STATED EXERCISE:
Each entry below is to be printed verbatim.

DATASET RECORDS:
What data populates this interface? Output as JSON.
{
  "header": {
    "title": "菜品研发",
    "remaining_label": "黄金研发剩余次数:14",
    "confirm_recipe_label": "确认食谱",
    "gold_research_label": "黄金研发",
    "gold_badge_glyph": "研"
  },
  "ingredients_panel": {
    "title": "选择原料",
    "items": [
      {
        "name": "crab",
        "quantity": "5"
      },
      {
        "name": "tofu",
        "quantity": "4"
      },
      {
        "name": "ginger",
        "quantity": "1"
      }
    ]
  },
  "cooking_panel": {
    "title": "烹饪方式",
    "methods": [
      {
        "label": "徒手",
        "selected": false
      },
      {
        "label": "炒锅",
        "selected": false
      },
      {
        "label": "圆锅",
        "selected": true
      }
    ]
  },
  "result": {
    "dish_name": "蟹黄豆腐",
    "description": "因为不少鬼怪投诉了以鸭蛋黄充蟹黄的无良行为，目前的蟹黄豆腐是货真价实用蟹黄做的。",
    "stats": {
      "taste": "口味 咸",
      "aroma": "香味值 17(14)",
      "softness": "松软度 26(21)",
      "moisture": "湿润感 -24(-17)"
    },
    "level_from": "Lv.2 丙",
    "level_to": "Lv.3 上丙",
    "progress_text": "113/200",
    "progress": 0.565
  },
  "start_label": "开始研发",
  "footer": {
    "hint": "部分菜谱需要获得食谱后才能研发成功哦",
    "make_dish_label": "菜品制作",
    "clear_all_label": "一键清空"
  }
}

ANSWER TO THE TASK:
What data populates this interface? Output as JSON.
{
  "header": {
    "title": "菜品研发",
    "remaining_label": "黄金研发剩余次数:14",
    "confirm_recipe_label": "确认食谱",
    "gold_research_label": "黄金研发",
    "gold_badge_glyph": "研"
  },
  "ingredients_panel": {
    "title": "选择原料",
    "items": [
      {
        "name": "crab",
        "quantity": "5"
      },
      {
        "name": "tofu",
        "quantity": "4"
      },
      {
        "name": "ginger",
        "quantity": "1"
      }
    ]
  },
  "cooking_panel": {
    "title": "烹饪方式",
    "methods": [
      {
        "label": "徒手",
        "selected": false
      },
      {
        "label": "炒锅",
        "selected": false
      },
      {
        "label": "圆锅",
        "selected": true
      }
    ]
  },
  "result": {
    "dish_name": "蟹黄豆腐",
    "description": "因为不少鬼怪投诉了以鸭蛋黄充蟹黄的无良行为，目前的蟹黄豆腐是货真价实用蟹黄做的。",
    "stats": {
      "taste": "口味 咸",
      "aroma": "香味值 17(14)",
      "softness": "松软度 26(21)",
      "moisture": "湿润感 -24(-17)"
    },
    "level_from": "Lv.2 丙",
    "level_to": "Lv.3 上丙",
    "progress_text": "113/200",
    "progress": 0.565
  },
  "start_label": "开始研发",
  "footer": {
    "hint": "部分菜谱需要获得食谱后才能研发成功哦",
    "make_dish_label": "菜品制作",
    "clear_all_label": "一键清空"
  }
}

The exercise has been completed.